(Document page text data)
--- START ---

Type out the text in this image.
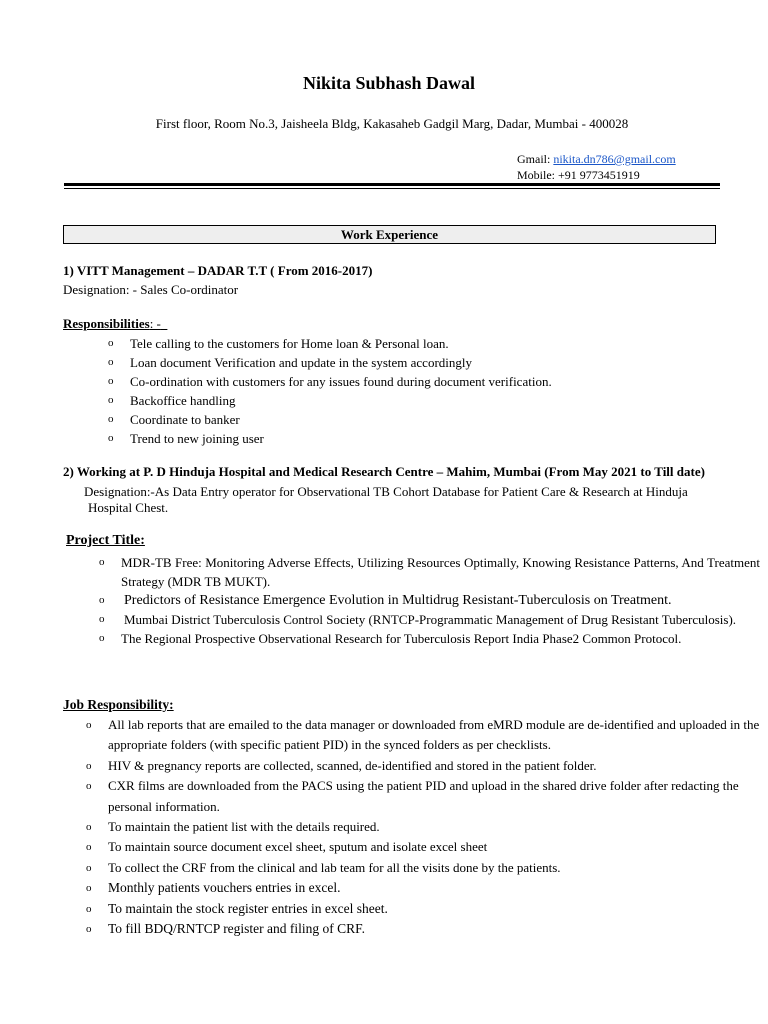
Nikita Subhash Dawal
First floor, Room No.3, Jaisheela Bldg, Kakasaheb Gadgil Marg, Dadar, Mumbai - 400028
Gmail: nikita.dn786@gmail.com
Mobile: +91 9773451919
Work Experience
1) VITT Management – DADAR T.T ( From 2016-2017)
Designation: - Sales Co-ordinator
Responsibilities: -
o Tele calling to the customers for Home loan & Personal loan.
o Loan document Verification and update in the system accordingly
o Co-ordination with customers for any issues found during document verification.
o Backoffice handling
o Coordinate to banker
o Trend to new joining user
2) Working at P. D Hinduja Hospital and Medical Research Centre – Mahim, Mumbai (From May 2021 to Till date)
Designation:-As Data Entry operator for Observational TB Cohort Database for Patient Care & Research at Hinduja
Hospital Chest.
Project Title:
o MDR-TB Free: Monitoring Adverse Effects, Utilizing Resources Optimally, Knowing Resistance Patterns, And Treatment Strategy (MDR TB MUKT).
o Predictors of Resistance Emergence Evolution in Multidrug Resistant-Tuberculosis on Treatment.
o Mumbai District Tuberculosis Control Society (RNTCP-Programmatic Management of Drug Resistant Tuberculosis).
o The Regional Prospective Observational Research for Tuberculosis Report India Phase2 Common Protocol.
Job Responsibility:
o All lab reports that are emailed to the data manager or downloaded from eMRD module are de-identified and uploaded in the appropriate folders (with specific patient PID) in the synced folders as per checklists.
o HIV & pregnancy reports are collected, scanned, de-identified and stored in the patient folder.
o CXR films are downloaded from the PACS using the patient PID and upload in the shared drive folder after redacting the personal information.
o To maintain the patient list with the details required.
o To maintain source document excel sheet, sputum and isolate excel sheet
o To collect the CRF from the clinical and lab team for all the visits done by the patients.
o Monthly patients vouchers entries in excel.
o To maintain the stock register entries in excel sheet.
o To fill BDQ/RNTCP register and filing of CRF.
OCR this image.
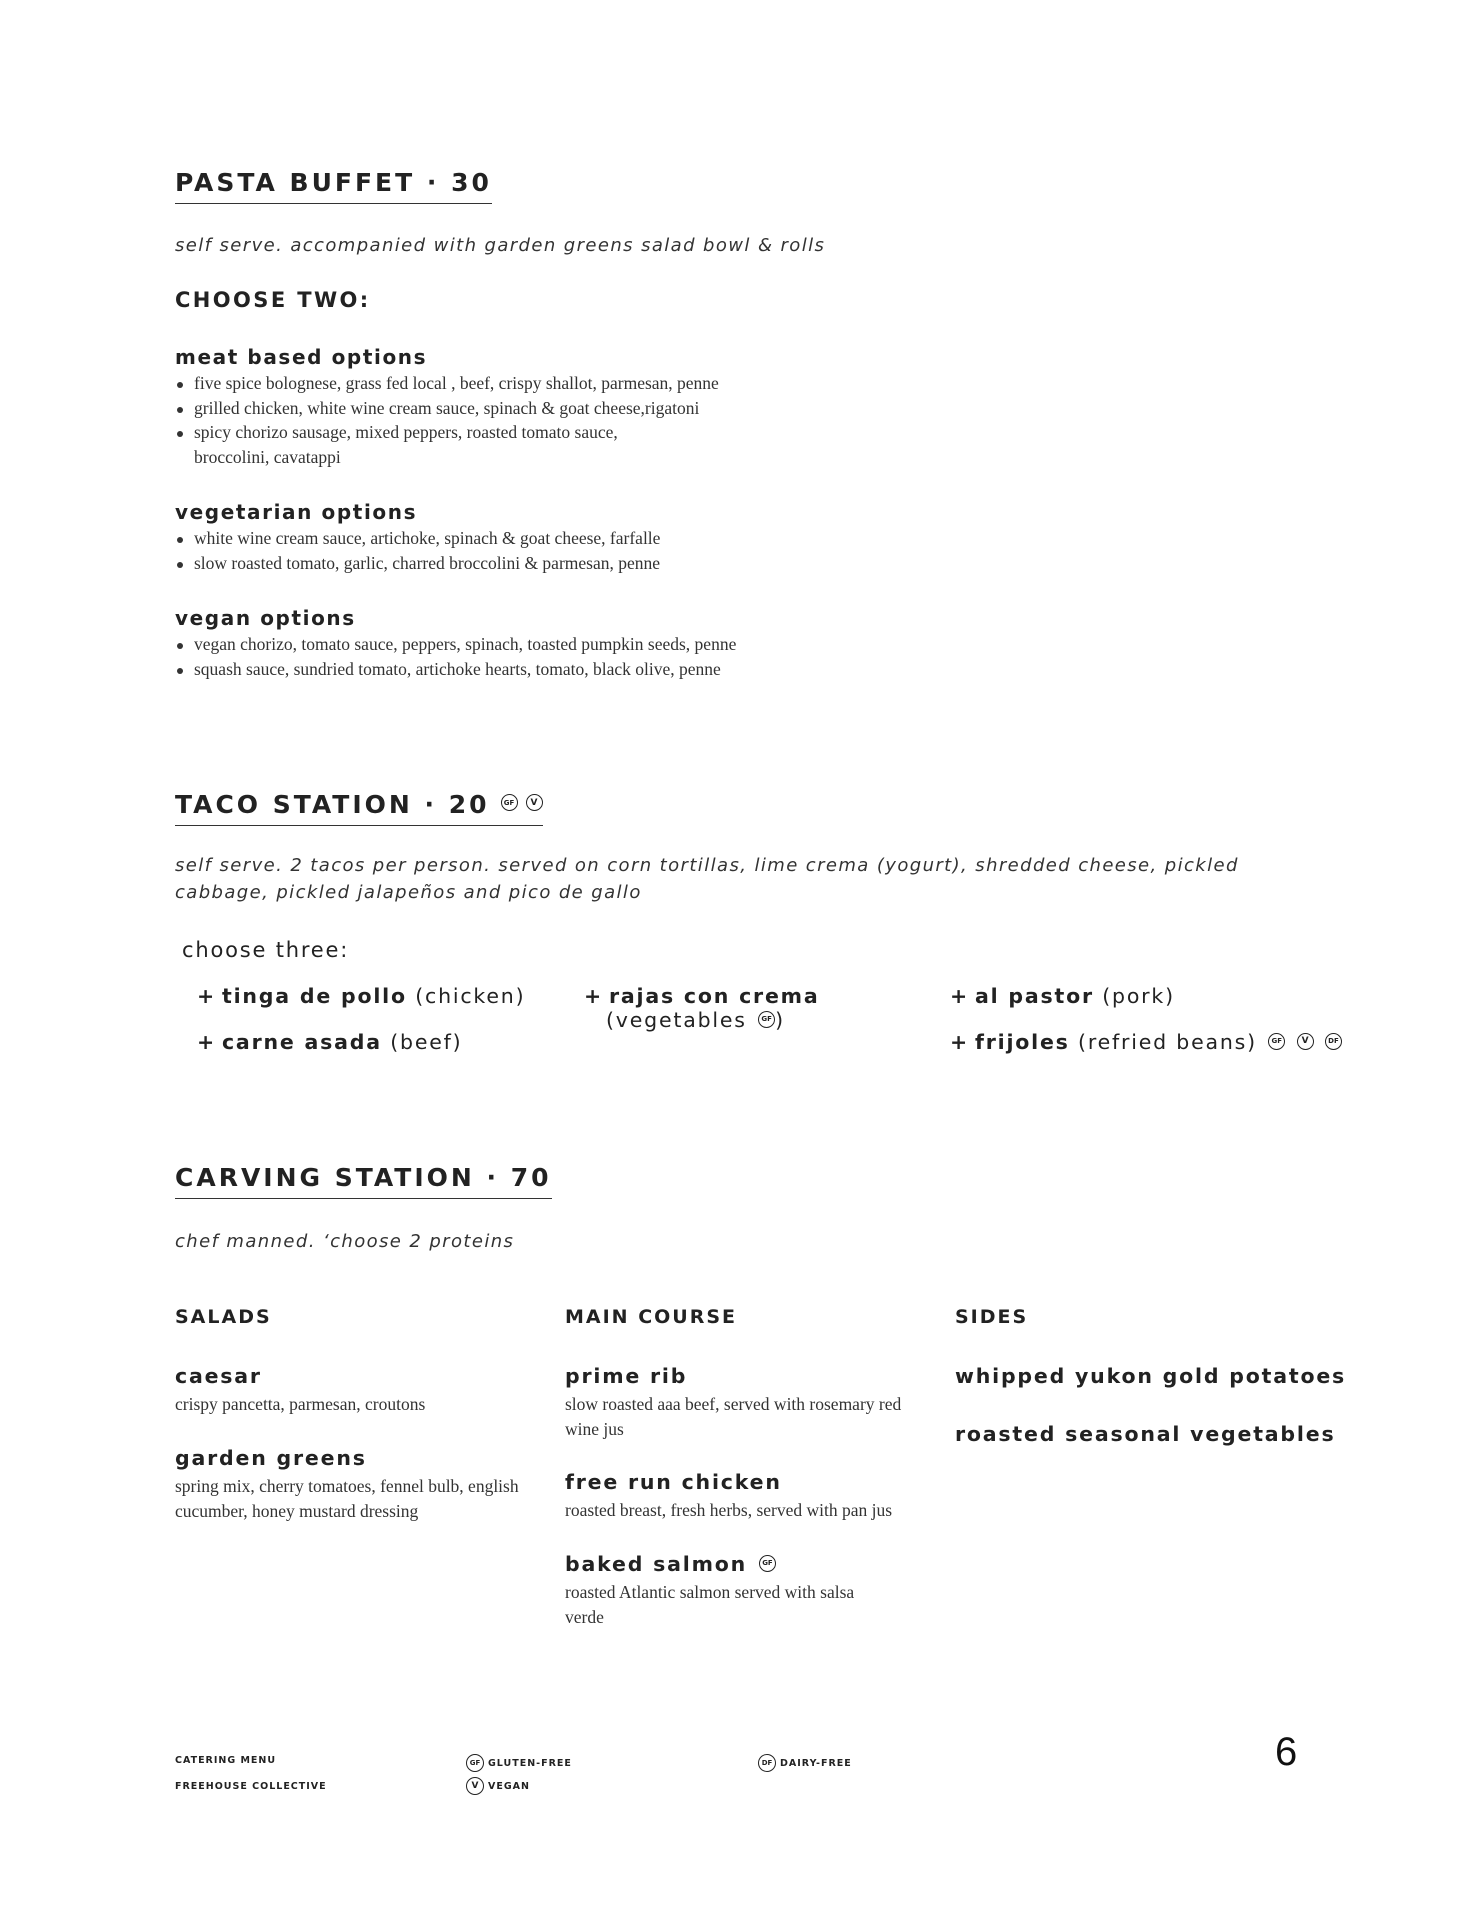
PASTA BUFFET · 30
self serve. accompanied with garden greens salad bowl & rolls
CHOOSE TWO:
meat based options
five spice bolognese, grass fed local , beef, crispy shallot, parmesan, penne
grilled chicken, white wine cream sauce, spinach & goat cheese,rigatoni
spicy chorizo sausage, mixed peppers, roasted tomato sauce, broccolini, cavatappi
vegetarian options
white wine cream sauce, artichoke, spinach & goat cheese, farfalle
slow roasted tomato, garlic, charred broccolini & parmesan, penne
vegan options
vegan chorizo, tomato sauce, peppers, spinach, toasted pumpkin seeds, penne
squash sauce, sundried tomato, artichoke hearts, tomato, black olive, penne
TACO STATION · 20	GF	V
self serve. 2 tacos per person. served on corn tortillas, lime crema (yogurt), shredded cheese, pickled cabbage, pickled jalapeños and pico de gallo
choose three:
+ tinga de pollo (chicken)
+ carne asada (beef)
+ rajas con crema
(vegetables GF )
+ al pastor (pork)
+ frijoles (refried beans) GF V	DF
CARVING STATION · 70
chef manned. ‘choose 2 proteins
SALADS
caesar
crispy pancetta, parmesan, croutons
garden greens
spring mix, cherry tomatoes, fennel bulb, english cucumber, honey mustard dressing
MAIN COURSE
prime rib
slow roasted aaa beef, served with rosemary red wine jus
free run chicken
roasted breast, fresh herbs, served with pan jus
baked salmon GF
roasted Atlantic salmon served with salsa verde
SIDES
whipped yukon gold potatoes
roasted seasonal vegetables
CATERING MENU
FREEHOUSE COLLECTIVE
GF GLUTEN-FREE
V	VEGAN
DF DAIRY-FREE	6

--- END ---

Directions -> Give back the data exactly. Pictures stay out.

Task response ->
Type out the text in this image.
Nikita Subhash Dawal
First floor, Room No.3, Jaisheela Bldg, Kakasaheb Gadgil Marg, Dadar, Mumbai - 400028
Gmail: nikita.dn786@gmail.com
Mobile: +91 9773451919
Work Experience
1) VITT Management – DADAR T.T ( From 2016-2017)
Designation: - Sales Co-ordinator
Responsibilities: -
o Tele calling to the customers for Home loan & Personal loan.
o Loan document Verification and update in the system accordingly
o Co-ordination with customers for any issues found during document verification.
o Backoffice handling
o Coordinate to banker
o Trend to new joining user
2) Working at P. D Hinduja Hospital and Medical Research Centre – Mahim, Mumbai (From May 2021 to Till date)
Designation:-As Data Entry operator for Observational TB Cohort Database for Patient Care & Research at Hinduja
Hospital Chest.
Project Title:
o MDR-TB Free: Monitoring Adverse Effects, Utilizing Resources Optimally, Knowing Resistance Patterns, And Treatment Strategy (MDR TB MUKT).
o Predictors of Resistance Emergence Evolution in Multidrug Resistant-Tuberculosis on Treatment.
o Mumbai District Tuberculosis Control Society (RNTCP-Programmatic Management of Drug Resistant Tuberculosis).
o The Regional Prospective Observational Research for Tuberculosis Report India Phase2 Common Protocol.
Job Responsibility:
o All lab reports that are emailed to the data manager or downloaded from eMRD module are de-identified and uploaded in the appropriate folders (with specific patient PID) in the synced folders as per checklists.
o HIV & pregnancy reports are collected, scanned, de-identified and stored in the patient folder.
o CXR films are downloaded from the PACS using the patient PID and upload in the shared drive folder after redacting the personal information.
o To maintain the patient list with the details required.
o To maintain source document excel sheet, sputum and isolate excel sheet
o To collect the CRF from the clinical and lab team for all the visits done by the patients.
o Monthly patients vouchers entries in excel.
o To maintain the stock register entries in excel sheet.
o To fill BDQ/RNTCP register and filing of CRF.
OCR this image.
PASTA BUFFET · 30
self serve. accompanied with garden greens salad bowl & rolls
CHOOSE TWO:
meat based options
five spice bolognese, grass fed local , beef, crispy shallot, parmesan, penne
grilled chicken, white wine cream sauce, spinach & goat cheese,rigatoni
spicy chorizo sausage, mixed peppers, roasted tomato sauce, broccolini, cavatappi
vegetarian options
white wine cream sauce, artichoke, spinach & goat cheese, farfalle
slow roasted tomato, garlic, charred broccolini & parmesan, penne
vegan options
vegan chorizo, tomato sauce, peppers, spinach, toasted pumpkin seeds, penne
squash sauce, sundried tomato, artichoke hearts, tomato, black olive, penne
TACO STATION · 20	GF	V
self serve. 2 tacos per person. served on corn tortillas, lime crema (yogurt), shredded cheese, pickled cabbage, pickled jalapeños and pico de gallo
choose three:
+ tinga de pollo (chicken)
+ carne asada (beef)
+ rajas con crema
(vegetables GF )
+ al pastor (pork)
+ frijoles (refried beans) GF V	DF
CARVING STATION · 70
chef manned. ‘choose 2 proteins
SALADS
caesar
crispy pancetta, parmesan, croutons
garden greens
spring mix, cherry tomatoes, fennel bulb, english cucumber, honey mustard dressing
MAIN COURSE
prime rib
slow roasted aaa beef, served with rosemary red wine jus
free run chicken
roasted breast, fresh herbs, served with pan jus
baked salmon GF
roasted Atlantic salmon served with salsa verde
SIDES
whipped yukon gold potatoes
roasted seasonal vegetables
CATERING MENU
FREEHOUSE COLLECTIVE
GF GLUTEN-FREE
V	VEGAN
DF DAIRY-FREE	6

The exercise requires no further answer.